TASK DIRECTIONS:
Transcribe all the entries word for word, but omit the images.

PROVIDED RECORDS:
-- Start --

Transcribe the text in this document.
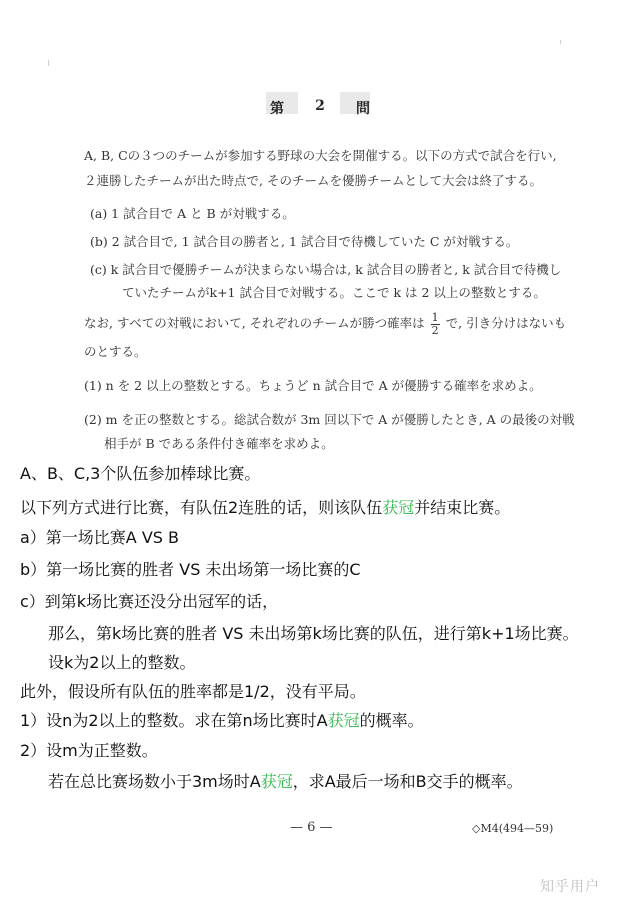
第 2 問
A, B, Cの３つのチームが参加する野球の大会を開催する。以下の方式で試合を行い,
２連勝したチームが出た時点で, そのチームを優勝チームとして大会は終了する。
(a) 1 試合目で A と B が対戦する。
(b) 2 試合目で, 1 試合目の勝者と, 1 試合目で待機していた C が対戦する。
(c) k 試合目で優勝チームが決まらない場合は, k 試合目の勝者と, k 試合目で待機し
ていたチームがk+1 試合目で対戦する。ここで k は 2 以上の整数とする。
なお, すべての対戦において, それぞれのチームが勝つ確率は $\frac{1}{2}$ で, 引き分けはないも
のとする。
(1) n を 2 以上の整数とする。ちょうど n 試合目で A が優勝する確率を求めよ。
(2) m を正の整数とする。総試合数が 3m 回以下で A が優勝したとき, A の最後の対戦
相手が B である条件付き確率を求めよ。
A、B、C,3个队伍参加棒球比赛。
以下列方式进行比赛，有队伍2连胜的话，则该队伍获冠并结束比赛。
a）第一场比赛A VS B
b）第一场比赛的胜者 VS 未出场第一场比赛的C
c）到第k场比赛还没分出冠军的话，
那么，第k场比赛的胜者 VS 未出场第k场比赛的队伍，进行第k+1场比赛。
设k为2以上的整数。
此外，假设所有队伍的胜率都是1/2，没有平局。
1）设n为2以上的整数。求在第n场比赛时A获冠的概率。
2）设m为正整数。
若在总比赛场数小于3m场时A获冠，求A最后一场和B交手的概率。
— 6 —	◇M4(494—59)
知乎用户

-- End --

FULL RESPONSE:
Transcribe the text in this document.
第 2 問
A, B, Cの３つのチームが参加する野球の大会を開催する。以下の方式で試合を行い,
２連勝したチームが出た時点で, そのチームを優勝チームとして大会は終了する。
(a) 1 試合目で A と B が対戦する。
(b) 2 試合目で, 1 試合目の勝者と, 1 試合目で待機していた C が対戦する。
(c) k 試合目で優勝チームが決まらない場合は, k 試合目の勝者と, k 試合目で待機し
ていたチームがk+1 試合目で対戦する。ここで k は 2 以上の整数とする。
なお, すべての対戦において, それぞれのチームが勝つ確率は $\frac{1}{2}$ で, 引き分けはないも
のとする。
(1) n を 2 以上の整数とする。ちょうど n 試合目で A が優勝する確率を求めよ。
(2) m を正の整数とする。総試合数が 3m 回以下で A が優勝したとき, A の最後の対戦
相手が B である条件付き確率を求めよ。
A、B、C,3个队伍参加棒球比赛。
以下列方式进行比赛，有队伍2连胜的话，则该队伍获冠并结束比赛。
a）第一场比赛A VS B
b）第一场比赛的胜者 VS 未出场第一场比赛的C
c）到第k场比赛还没分出冠军的话，
那么，第k场比赛的胜者 VS 未出场第k场比赛的队伍，进行第k+1场比赛。
设k为2以上的整数。
此外，假设所有队伍的胜率都是1/2，没有平局。
1）设n为2以上的整数。求在第n场比赛时A获冠的概率。
2）设m为正整数。
若在总比赛场数小于3m场时A获冠，求A最后一场和B交手的概率。
— 6 —	◇M4(494—59)
知乎用户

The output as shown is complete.